(Saved entries)

==============================

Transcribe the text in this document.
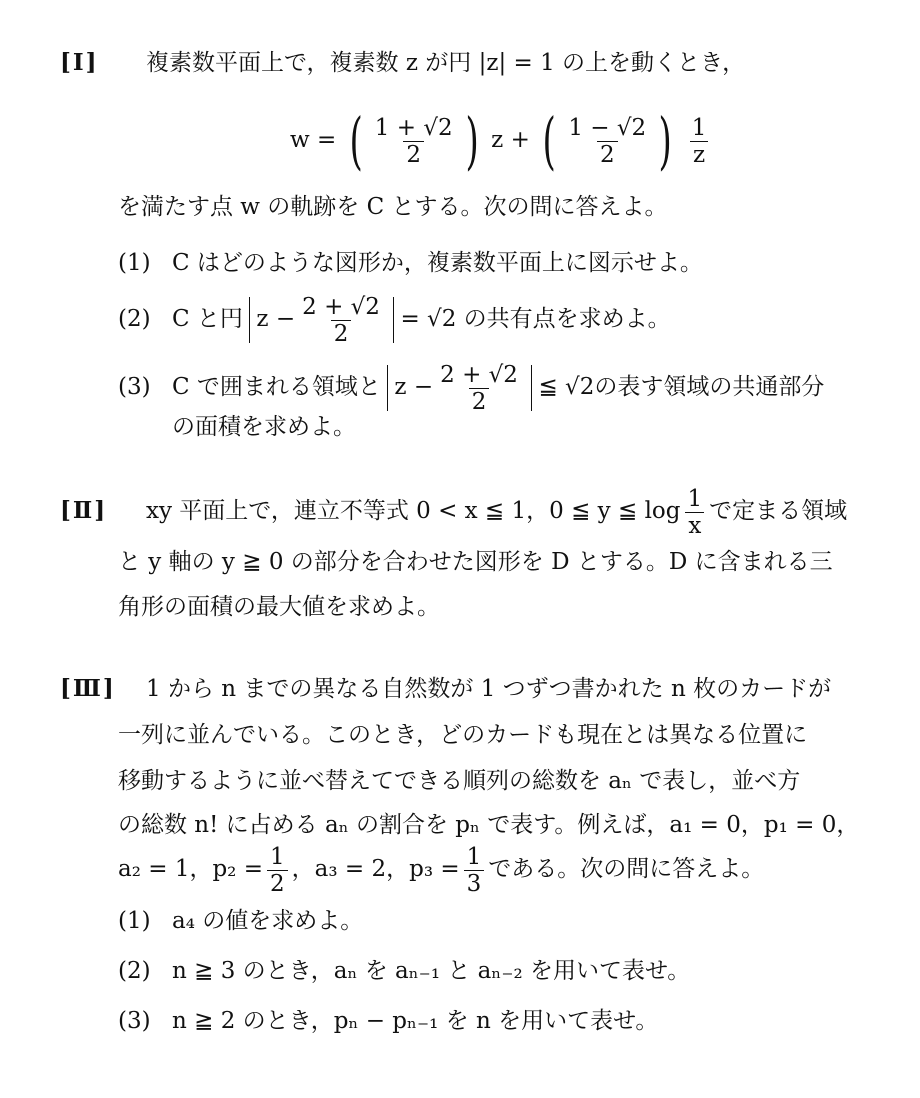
[Ⅰ] 複素数平面上で，複素数 z が円 |z| = 1 の上を動くとき，
w = ( $\frac{1 + √2}{2}$ ) z + ( $\frac{1 - √2}{2}$ ) $\frac{1}{z}$
を満たす点 w の軌跡を C とする。次の問に答えよ。
(1) C はどのような図形か，複素数平面上に図示せよ。
(2) C と円 $z - \frac{2 + √2}{2} = √2$ の共有点を求めよ。
(3) C で囲まれる領域と $z - \frac{2 + √2}{2}$ ≦ √2の表す領域の共通部分
の面積を求めよ。
[Ⅱ] xy 平面上で，連立不等式 0 < x ≦ 1，0 ≦ y ≦ $\log \frac{1}{x}$ で定まる領域
と y 軸の y ≧ 0 の部分を合わせた図形を D とする。D に含まれる三
角形の面積の最大値を求めよ。
[Ⅲ] 1 から n までの異なる自然数が 1 つずつ書かれた n 枚のカードが
一列に並んでいる。このとき，どのカードも現在とは異なる位置に
移動するように並べ替えてできる順列の総数を aₙ で表し，並べ方
の総数 n! に占める aₙ の割合を pₙ で表す。例えば，a₁ = 0，p₁ = 0，
a₂ = 1，$p_2 = \frac{1}{2}$ ，a₃ = 2，$p_3 = \frac{1}{3}$ である。次の問に答えよ。
(1) a₄ の値を求めよ。
(2) n ≧ 3 のとき，aₙ を aₙ₋₁ と aₙ₋₂ を用いて表せ。
(3) n ≧ 2 のとき，pₙ − pₙ₋₁ を n を用いて表せ。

==============================

WHAT IS BEING ASKED
Keep the pictures out of the copy and return the rest of the data above exactly.

ANSWER BELOW
Transcribe the text in this document.
[Ⅰ] 複素数平面上で，複素数 z が円 |z| = 1 の上を動くとき，
w = ( $\frac{1 + √2}{2}$ ) z + ( $\frac{1 - √2}{2}$ ) $\frac{1}{z}$
を満たす点 w の軌跡を C とする。次の問に答えよ。
(1) C はどのような図形か，複素数平面上に図示せよ。
(2) C と円 $z - \frac{2 + √2}{2} = √2$ の共有点を求めよ。
(3) C で囲まれる領域と $z - \frac{2 + √2}{2}$ ≦ √2の表す領域の共通部分
の面積を求めよ。
[Ⅱ] xy 平面上で，連立不等式 0 < x ≦ 1，0 ≦ y ≦ $\log \frac{1}{x}$ で定まる領域
と y 軸の y ≧ 0 の部分を合わせた図形を D とする。D に含まれる三
角形の面積の最大値を求めよ。
[Ⅲ] 1 から n までの異なる自然数が 1 つずつ書かれた n 枚のカードが
一列に並んでいる。このとき，どのカードも現在とは異なる位置に
移動するように並べ替えてできる順列の総数を aₙ で表し，並べ方
の総数 n! に占める aₙ の割合を pₙ で表す。例えば，a₁ = 0，p₁ = 0，
a₂ = 1，$p_2 = \frac{1}{2}$ ，a₃ = 2，$p_3 = \frac{1}{3}$ である。次の問に答えよ。
(1) a₄ の値を求めよ。
(2) n ≧ 3 のとき，aₙ を aₙ₋₁ と aₙ₋₂ を用いて表せ。
(3) n ≧ 2 のとき，pₙ − pₙ₋₁ を n を用いて表せ。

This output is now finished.